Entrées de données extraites
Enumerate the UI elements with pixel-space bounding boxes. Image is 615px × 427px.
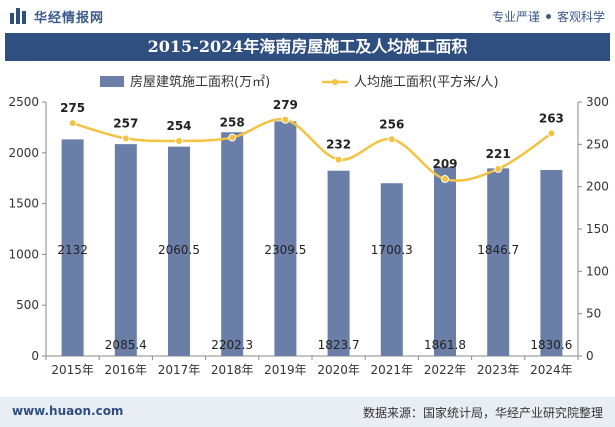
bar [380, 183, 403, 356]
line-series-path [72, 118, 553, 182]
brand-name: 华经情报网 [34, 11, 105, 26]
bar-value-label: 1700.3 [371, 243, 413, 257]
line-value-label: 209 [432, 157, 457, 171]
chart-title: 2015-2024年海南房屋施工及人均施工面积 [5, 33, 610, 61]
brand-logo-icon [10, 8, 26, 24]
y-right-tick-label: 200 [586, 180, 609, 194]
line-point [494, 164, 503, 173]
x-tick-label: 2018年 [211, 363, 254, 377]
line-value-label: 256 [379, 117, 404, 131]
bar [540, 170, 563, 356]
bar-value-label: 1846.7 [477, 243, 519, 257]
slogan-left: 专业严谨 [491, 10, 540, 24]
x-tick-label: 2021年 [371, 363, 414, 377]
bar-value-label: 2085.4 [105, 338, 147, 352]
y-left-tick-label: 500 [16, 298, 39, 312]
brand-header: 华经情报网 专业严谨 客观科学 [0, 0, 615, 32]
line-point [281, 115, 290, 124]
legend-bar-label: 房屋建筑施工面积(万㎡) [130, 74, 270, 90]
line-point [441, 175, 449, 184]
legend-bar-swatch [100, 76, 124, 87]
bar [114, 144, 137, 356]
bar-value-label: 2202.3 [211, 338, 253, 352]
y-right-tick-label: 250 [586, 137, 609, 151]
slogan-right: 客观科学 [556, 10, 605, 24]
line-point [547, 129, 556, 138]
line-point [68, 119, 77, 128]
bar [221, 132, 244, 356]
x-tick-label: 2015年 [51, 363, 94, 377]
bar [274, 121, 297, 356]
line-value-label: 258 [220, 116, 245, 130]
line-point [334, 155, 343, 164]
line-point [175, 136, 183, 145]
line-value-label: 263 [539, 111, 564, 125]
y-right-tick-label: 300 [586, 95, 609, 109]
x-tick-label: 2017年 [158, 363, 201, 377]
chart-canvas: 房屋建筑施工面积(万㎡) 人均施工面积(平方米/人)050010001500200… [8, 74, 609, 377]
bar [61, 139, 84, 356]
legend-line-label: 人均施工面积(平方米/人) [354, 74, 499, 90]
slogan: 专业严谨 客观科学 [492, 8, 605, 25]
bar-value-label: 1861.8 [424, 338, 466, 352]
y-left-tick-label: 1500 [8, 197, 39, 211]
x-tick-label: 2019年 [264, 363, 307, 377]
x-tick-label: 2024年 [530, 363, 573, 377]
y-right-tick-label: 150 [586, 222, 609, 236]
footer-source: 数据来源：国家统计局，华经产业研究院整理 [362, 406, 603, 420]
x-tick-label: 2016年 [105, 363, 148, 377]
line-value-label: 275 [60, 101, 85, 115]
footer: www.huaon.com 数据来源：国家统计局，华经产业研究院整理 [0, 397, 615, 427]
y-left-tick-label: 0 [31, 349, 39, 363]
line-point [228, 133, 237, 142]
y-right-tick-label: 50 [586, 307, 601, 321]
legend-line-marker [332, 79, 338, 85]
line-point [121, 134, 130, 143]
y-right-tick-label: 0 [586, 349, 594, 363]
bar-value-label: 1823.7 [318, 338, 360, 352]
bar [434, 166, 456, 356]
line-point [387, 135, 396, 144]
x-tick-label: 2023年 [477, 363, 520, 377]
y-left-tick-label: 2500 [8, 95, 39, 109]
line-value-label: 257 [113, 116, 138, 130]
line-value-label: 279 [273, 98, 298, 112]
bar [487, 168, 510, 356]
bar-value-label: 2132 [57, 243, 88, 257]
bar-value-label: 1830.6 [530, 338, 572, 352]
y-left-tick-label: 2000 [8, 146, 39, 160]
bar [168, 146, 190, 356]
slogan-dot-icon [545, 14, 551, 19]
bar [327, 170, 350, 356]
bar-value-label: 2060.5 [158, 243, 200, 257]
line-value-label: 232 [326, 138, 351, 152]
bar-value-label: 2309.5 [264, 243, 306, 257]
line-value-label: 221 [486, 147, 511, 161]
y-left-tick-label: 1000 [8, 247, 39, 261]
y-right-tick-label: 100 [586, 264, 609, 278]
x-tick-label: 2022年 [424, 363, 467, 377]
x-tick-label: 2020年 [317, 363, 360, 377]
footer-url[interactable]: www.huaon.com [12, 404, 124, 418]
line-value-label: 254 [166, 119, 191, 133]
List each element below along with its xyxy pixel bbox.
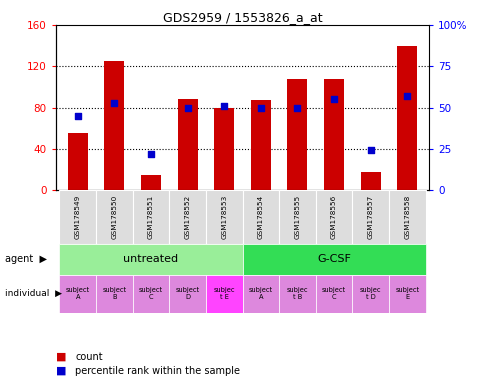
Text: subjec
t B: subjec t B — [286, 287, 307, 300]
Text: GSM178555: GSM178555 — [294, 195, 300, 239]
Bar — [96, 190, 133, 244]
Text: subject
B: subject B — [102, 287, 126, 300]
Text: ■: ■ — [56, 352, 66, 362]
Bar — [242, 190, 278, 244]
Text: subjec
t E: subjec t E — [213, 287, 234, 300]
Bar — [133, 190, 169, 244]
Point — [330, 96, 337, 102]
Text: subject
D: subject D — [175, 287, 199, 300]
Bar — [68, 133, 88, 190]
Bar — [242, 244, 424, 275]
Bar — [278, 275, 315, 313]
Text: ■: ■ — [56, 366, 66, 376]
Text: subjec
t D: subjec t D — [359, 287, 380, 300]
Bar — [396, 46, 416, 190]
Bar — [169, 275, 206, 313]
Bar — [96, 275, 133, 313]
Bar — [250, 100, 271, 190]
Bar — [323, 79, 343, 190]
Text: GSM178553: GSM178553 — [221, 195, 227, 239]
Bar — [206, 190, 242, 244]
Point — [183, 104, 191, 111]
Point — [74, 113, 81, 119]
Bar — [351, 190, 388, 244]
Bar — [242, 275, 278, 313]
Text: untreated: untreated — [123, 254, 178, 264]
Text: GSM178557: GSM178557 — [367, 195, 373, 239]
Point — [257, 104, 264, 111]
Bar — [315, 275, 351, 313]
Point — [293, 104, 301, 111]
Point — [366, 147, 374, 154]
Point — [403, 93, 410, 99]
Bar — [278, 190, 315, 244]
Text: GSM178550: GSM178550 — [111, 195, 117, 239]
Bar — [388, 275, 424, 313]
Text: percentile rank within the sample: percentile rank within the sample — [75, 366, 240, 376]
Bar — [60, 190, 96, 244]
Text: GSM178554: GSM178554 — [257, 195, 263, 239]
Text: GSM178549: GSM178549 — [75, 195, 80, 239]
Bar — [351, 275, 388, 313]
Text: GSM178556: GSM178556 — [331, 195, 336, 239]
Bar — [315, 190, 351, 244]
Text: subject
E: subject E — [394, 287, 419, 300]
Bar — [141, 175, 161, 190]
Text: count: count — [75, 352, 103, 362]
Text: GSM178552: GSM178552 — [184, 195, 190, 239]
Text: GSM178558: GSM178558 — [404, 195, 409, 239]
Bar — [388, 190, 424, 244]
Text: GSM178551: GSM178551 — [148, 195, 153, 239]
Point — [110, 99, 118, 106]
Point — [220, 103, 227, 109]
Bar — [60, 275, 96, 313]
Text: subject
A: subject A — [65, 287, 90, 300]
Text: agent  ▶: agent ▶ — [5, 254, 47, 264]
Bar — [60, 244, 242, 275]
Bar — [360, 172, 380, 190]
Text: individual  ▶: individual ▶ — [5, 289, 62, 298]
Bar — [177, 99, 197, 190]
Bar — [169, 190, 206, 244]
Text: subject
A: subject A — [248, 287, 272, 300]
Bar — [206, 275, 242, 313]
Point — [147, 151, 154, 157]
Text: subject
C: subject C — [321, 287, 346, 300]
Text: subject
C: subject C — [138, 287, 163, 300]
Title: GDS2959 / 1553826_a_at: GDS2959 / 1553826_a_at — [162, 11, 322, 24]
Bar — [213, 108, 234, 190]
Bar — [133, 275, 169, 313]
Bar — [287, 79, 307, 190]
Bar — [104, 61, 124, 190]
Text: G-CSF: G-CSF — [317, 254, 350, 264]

▶ _Consignes_
Recopiez à l'identique l'ensemble du listing ci-dessus, ligne par ligne, en laissant de côté les images.

▶ _Corrigé_
Enumerate the UI elements with pixel-space bounding boxes. Image is 615px × 427px.
bar [380, 183, 403, 356]
line-series-path [72, 118, 553, 182]
brand-name: 华经情报网 [34, 11, 105, 26]
bar-value-label: 1700.3 [371, 243, 413, 257]
line-value-label: 209 [432, 157, 457, 171]
chart-title: 2015-2024年海南房屋施工及人均施工面积 [5, 33, 610, 61]
brand-logo-icon [10, 8, 26, 24]
y-right-tick-label: 200 [586, 180, 609, 194]
line-point [494, 164, 503, 173]
x-tick-label: 2018年 [211, 363, 254, 377]
line-value-label: 256 [379, 117, 404, 131]
bar [540, 170, 563, 356]
bar-value-label: 1846.7 [477, 243, 519, 257]
slogan-left: 专业严谨 [491, 10, 540, 24]
x-tick-label: 2021年 [371, 363, 414, 377]
bar-value-label: 2085.4 [105, 338, 147, 352]
y-left-tick-label: 500 [16, 298, 39, 312]
brand-header: 华经情报网 专业严谨 客观科学 [0, 0, 615, 32]
line-point [281, 115, 290, 124]
legend-bar-label: 房屋建筑施工面积(万㎡) [130, 74, 270, 90]
line-point [441, 175, 449, 184]
legend-bar-swatch [100, 76, 124, 87]
bar [114, 144, 137, 356]
bar-value-label: 2202.3 [211, 338, 253, 352]
y-right-tick-label: 250 [586, 137, 609, 151]
slogan-right: 客观科学 [556, 10, 605, 24]
line-point [547, 129, 556, 138]
line-point [68, 119, 77, 128]
bar [221, 132, 244, 356]
x-tick-label: 2015年 [51, 363, 94, 377]
bar [274, 121, 297, 356]
line-value-label: 258 [220, 116, 245, 130]
line-point [334, 155, 343, 164]
line-point [175, 136, 183, 145]
line-value-label: 263 [539, 111, 564, 125]
y-right-tick-label: 300 [586, 95, 609, 109]
x-tick-label: 2017年 [158, 363, 201, 377]
chart-canvas: 房屋建筑施工面积(万㎡) 人均施工面积(平方米/人)050010001500200… [8, 74, 609, 377]
bar [61, 139, 84, 356]
legend-line-label: 人均施工面积(平方米/人) [354, 74, 499, 90]
slogan: 专业严谨 客观科学 [492, 8, 605, 25]
bar-value-label: 1861.8 [424, 338, 466, 352]
y-left-tick-label: 1500 [8, 197, 39, 211]
x-tick-label: 2019年 [264, 363, 307, 377]
x-tick-label: 2024年 [530, 363, 573, 377]
y-right-tick-label: 150 [586, 222, 609, 236]
footer-source: 数据来源：国家统计局，华经产业研究院整理 [362, 406, 603, 420]
x-tick-label: 2016年 [105, 363, 148, 377]
line-value-label: 275 [60, 101, 85, 115]
footer: www.huaon.com 数据来源：国家统计局，华经产业研究院整理 [0, 397, 615, 427]
y-left-tick-label: 0 [31, 349, 39, 363]
line-point [228, 133, 237, 142]
y-right-tick-label: 50 [586, 307, 601, 321]
legend-line-marker [332, 79, 338, 85]
line-point [121, 134, 130, 143]
y-right-tick-label: 0 [586, 349, 594, 363]
bar-value-label: 1823.7 [318, 338, 360, 352]
bar [434, 166, 456, 356]
line-point [387, 135, 396, 144]
x-tick-label: 2023年 [477, 363, 520, 377]
y-left-tick-label: 2500 [8, 95, 39, 109]
line-value-label: 257 [113, 116, 138, 130]
line-value-label: 279 [273, 98, 298, 112]
bar [487, 168, 510, 356]
bar-value-label: 2132 [57, 243, 88, 257]
bar-value-label: 1830.6 [530, 338, 572, 352]
y-left-tick-label: 2000 [8, 146, 39, 160]
bar [168, 146, 190, 356]
slogan-dot-icon [545, 14, 551, 19]
bar [327, 170, 350, 356]
bar-value-label: 2060.5 [158, 243, 200, 257]
line-value-label: 232 [326, 138, 351, 152]
bar-value-label: 2309.5 [264, 243, 306, 257]
line-value-label: 221 [486, 147, 511, 161]
y-left-tick-label: 1000 [8, 247, 39, 261]
y-right-tick-label: 100 [586, 264, 609, 278]
x-tick-label: 2022年 [424, 363, 467, 377]
x-tick-label: 2020年 [317, 363, 360, 377]
footer-url[interactable]: www.huaon.com [12, 404, 124, 418]
line-value-label: 254 [166, 119, 191, 133]
List each element below along with its xyxy pixel bbox.
Text: subjec
t B: subjec t B — [286, 287, 307, 300]
Text: GSM178555: GSM178555 — [294, 195, 300, 239]
Bar — [96, 190, 133, 244]
Text: subject
B: subject B — [102, 287, 126, 300]
Text: ■: ■ — [56, 352, 66, 362]
Bar — [242, 190, 278, 244]
Text: subjec
t E: subjec t E — [213, 287, 234, 300]
Bar — [133, 190, 169, 244]
Point — [330, 96, 337, 102]
Text: subject
D: subject D — [175, 287, 199, 300]
Bar — [68, 133, 88, 190]
Bar — [242, 244, 424, 275]
Bar — [278, 275, 315, 313]
Text: ■: ■ — [56, 366, 66, 376]
Text: subjec
t D: subjec t D — [359, 287, 380, 300]
Bar — [396, 46, 416, 190]
Bar — [169, 275, 206, 313]
Bar — [96, 275, 133, 313]
Bar — [250, 100, 271, 190]
Bar — [323, 79, 343, 190]
Text: GSM178553: GSM178553 — [221, 195, 227, 239]
Bar — [206, 190, 242, 244]
Point — [183, 104, 191, 111]
Point — [74, 113, 81, 119]
Bar — [351, 190, 388, 244]
Bar — [242, 275, 278, 313]
Text: untreated: untreated — [123, 254, 178, 264]
Text: GSM178557: GSM178557 — [367, 195, 373, 239]
Point — [257, 104, 264, 111]
Bar — [315, 275, 351, 313]
Point — [293, 104, 301, 111]
Point — [366, 147, 374, 154]
Point — [403, 93, 410, 99]
Bar — [278, 190, 315, 244]
Text: GSM178550: GSM178550 — [111, 195, 117, 239]
Bar — [388, 275, 424, 313]
Text: percentile rank within the sample: percentile rank within the sample — [75, 366, 240, 376]
Bar — [60, 190, 96, 244]
Text: GSM178554: GSM178554 — [257, 195, 263, 239]
Text: GSM178549: GSM178549 — [75, 195, 80, 239]
Bar — [351, 275, 388, 313]
Text: GSM178556: GSM178556 — [331, 195, 336, 239]
Bar — [315, 190, 351, 244]
Text: subject
E: subject E — [394, 287, 419, 300]
Bar — [141, 175, 161, 190]
Text: count: count — [75, 352, 103, 362]
Text: GSM178552: GSM178552 — [184, 195, 190, 239]
Text: GSM178558: GSM178558 — [404, 195, 409, 239]
Bar — [388, 190, 424, 244]
Text: GSM178551: GSM178551 — [148, 195, 153, 239]
Point — [110, 99, 118, 106]
Point — [220, 103, 227, 109]
Bar — [60, 275, 96, 313]
Text: subject
A: subject A — [65, 287, 90, 300]
Text: agent  ▶: agent ▶ — [5, 254, 47, 264]
Bar — [60, 244, 242, 275]
Bar — [360, 172, 380, 190]
Text: individual  ▶: individual ▶ — [5, 289, 62, 298]
Bar — [177, 99, 197, 190]
Bar — [169, 190, 206, 244]
Text: subject
A: subject A — [248, 287, 272, 300]
Bar — [206, 275, 242, 313]
Point — [147, 151, 154, 157]
Text: subject
C: subject C — [321, 287, 346, 300]
Text: subject
C: subject C — [138, 287, 163, 300]
Title: GDS2959 / 1553826_a_at: GDS2959 / 1553826_a_at — [162, 11, 322, 24]
Bar — [213, 108, 234, 190]
Bar — [133, 275, 169, 313]
Bar — [287, 79, 307, 190]
Bar — [104, 61, 124, 190]
Text: G-CSF: G-CSF — [317, 254, 350, 264]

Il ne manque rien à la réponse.